*Source passage:*
'''

@doug We talk about that a fair bit in the podcast episode

I think the key to this is that it's actually quite difficult to use this stuff effectively - because it lays SO MANY traps for you, there are so many examples of things that it will get blatantly wrong, often in very convincing ways

Once you learn how to side-step those traps it becomes amazingly productive - but that takes quite a lot of effort

@simon @doug having to learn how to sidestep problems doesn’t sound like much of an endorsement. Indeed it sounds very much like it adds new problems. It seems remarkably unhelpful to add problems that require deep expertise to sidestep.

@slott56 @doug Right: if someone tells you "LLMs are easy! They'll give you a huge productivity boost right out of the gate" then that person is misleading you

My message is "LLMs are surprisingly difficult to use. I have managed to get enormous productivity boosts after investing a lot of effort in learning how to use them effectively."

'''

*Extracted records:*
'''

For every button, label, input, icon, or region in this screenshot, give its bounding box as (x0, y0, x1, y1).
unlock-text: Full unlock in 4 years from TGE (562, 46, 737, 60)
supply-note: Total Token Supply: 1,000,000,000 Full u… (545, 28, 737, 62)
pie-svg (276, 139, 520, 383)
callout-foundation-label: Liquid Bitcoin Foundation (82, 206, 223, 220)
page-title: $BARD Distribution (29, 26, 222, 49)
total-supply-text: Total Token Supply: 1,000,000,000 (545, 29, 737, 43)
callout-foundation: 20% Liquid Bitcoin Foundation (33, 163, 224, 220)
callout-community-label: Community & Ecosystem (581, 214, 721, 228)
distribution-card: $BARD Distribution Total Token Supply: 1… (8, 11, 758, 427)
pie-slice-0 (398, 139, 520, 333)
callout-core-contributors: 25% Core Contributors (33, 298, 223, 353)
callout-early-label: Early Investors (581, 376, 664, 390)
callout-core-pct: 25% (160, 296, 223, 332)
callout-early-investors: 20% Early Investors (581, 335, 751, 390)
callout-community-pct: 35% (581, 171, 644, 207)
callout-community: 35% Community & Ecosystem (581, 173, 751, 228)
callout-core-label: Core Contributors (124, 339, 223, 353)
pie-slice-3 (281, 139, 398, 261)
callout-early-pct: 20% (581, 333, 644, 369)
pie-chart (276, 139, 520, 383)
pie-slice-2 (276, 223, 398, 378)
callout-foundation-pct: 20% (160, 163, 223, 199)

'''

*Assigned task:* Continue the forum thread about how hard it is to use LLMs effectively, starting after its last post.

*Output of the task:*
@slott56 @doug LLMs are a chainsaw disguised as a pair of scissors
@simon @slott56 @doug this is an argument I’ve been trying to make for using them as a productivity tool for technical writers, but instead people want chatbots that surface the synthetic text directly to end users without a human in the loop. I’m all please let’s not hand chainsaws to readers to make custom furniture. Let’s use chainsaws to make furniture faster so we can offer more kinds. (This anology has become strained. As a specific example, by custom furniture I mean code samples with annotations. By more kinds I mean code samples in more languages. )
@simon @slott56 @doug LLMs are a 3cm star key with four universal joints and a finicky electric drill attached. They can be used for very specific tasks with a lot of work and careful monitoring. It has no place on the public internet, or for generating content. If you have an analysis use case where it can generate domain specific insights from data, have at it, but you’d best double check the results.
@simon @slott56 @doug can’t think of a single situation where I’d choose scissors over a chainsaw

@simon @doug the large investment path isn’t as terrifying as having to sidestep problems. I want to focus on the fact that it introduces problems that require deep expertise to side-step. That’s daunting.

Folks get incredible productivity gains from the pomodoro method and don’t have to stidestep subtle, difficult-to-even-identify problems.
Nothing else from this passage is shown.